[Records from a collection of figures]
☆ ☆ ☆ ☆ ☆

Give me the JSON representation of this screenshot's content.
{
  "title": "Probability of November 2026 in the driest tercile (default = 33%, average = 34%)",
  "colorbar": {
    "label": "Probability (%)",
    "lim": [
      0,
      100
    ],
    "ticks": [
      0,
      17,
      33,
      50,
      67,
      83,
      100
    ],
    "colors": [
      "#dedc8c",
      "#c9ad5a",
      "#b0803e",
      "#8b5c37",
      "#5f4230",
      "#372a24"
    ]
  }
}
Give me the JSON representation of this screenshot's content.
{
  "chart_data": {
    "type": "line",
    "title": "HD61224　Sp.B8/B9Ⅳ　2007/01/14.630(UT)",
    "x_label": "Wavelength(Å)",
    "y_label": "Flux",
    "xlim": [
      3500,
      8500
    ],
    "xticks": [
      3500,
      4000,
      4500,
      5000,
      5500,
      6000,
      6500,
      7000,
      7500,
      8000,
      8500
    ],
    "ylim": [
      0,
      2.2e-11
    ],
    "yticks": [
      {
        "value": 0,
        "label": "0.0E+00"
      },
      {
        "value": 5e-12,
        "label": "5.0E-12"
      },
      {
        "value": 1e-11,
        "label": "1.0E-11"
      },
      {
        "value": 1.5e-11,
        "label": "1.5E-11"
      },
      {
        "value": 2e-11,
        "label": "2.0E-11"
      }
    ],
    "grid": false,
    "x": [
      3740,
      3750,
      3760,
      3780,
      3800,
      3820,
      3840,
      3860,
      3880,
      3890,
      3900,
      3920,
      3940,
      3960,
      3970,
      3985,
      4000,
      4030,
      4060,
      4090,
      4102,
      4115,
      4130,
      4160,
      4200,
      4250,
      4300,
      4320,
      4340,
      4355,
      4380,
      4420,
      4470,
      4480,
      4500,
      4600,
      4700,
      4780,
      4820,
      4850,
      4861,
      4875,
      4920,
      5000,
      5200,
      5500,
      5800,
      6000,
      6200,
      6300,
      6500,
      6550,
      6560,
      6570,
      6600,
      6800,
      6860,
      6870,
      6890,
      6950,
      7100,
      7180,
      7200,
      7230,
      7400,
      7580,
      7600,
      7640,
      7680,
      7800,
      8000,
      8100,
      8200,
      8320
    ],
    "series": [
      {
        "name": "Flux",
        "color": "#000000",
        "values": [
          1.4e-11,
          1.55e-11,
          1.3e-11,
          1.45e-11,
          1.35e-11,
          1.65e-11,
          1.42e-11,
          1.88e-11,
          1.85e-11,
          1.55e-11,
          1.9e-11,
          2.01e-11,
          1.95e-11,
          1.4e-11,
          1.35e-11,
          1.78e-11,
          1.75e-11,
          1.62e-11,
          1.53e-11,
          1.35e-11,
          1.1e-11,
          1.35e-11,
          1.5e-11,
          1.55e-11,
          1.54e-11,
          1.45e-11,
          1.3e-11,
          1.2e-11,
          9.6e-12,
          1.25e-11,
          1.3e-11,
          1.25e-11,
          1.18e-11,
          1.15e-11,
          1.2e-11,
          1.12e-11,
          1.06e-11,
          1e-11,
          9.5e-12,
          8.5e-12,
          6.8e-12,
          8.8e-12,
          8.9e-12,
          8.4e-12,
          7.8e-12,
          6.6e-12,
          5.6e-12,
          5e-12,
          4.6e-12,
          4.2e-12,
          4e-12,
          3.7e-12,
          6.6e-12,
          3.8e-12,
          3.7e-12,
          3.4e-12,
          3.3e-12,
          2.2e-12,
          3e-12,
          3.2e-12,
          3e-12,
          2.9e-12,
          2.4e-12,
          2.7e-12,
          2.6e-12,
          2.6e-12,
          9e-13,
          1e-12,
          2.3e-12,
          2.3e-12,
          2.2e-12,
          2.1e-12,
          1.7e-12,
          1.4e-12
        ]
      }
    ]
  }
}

☆ ☆ ☆ ☆ ☆

## Description of the task
Reproduce each line from the records that contains the word "Probability".

## Output
  "title": "Probability of November 2026 in the driest tercile (default = 33%, average = 34%)",
    "label": "Probability (%)",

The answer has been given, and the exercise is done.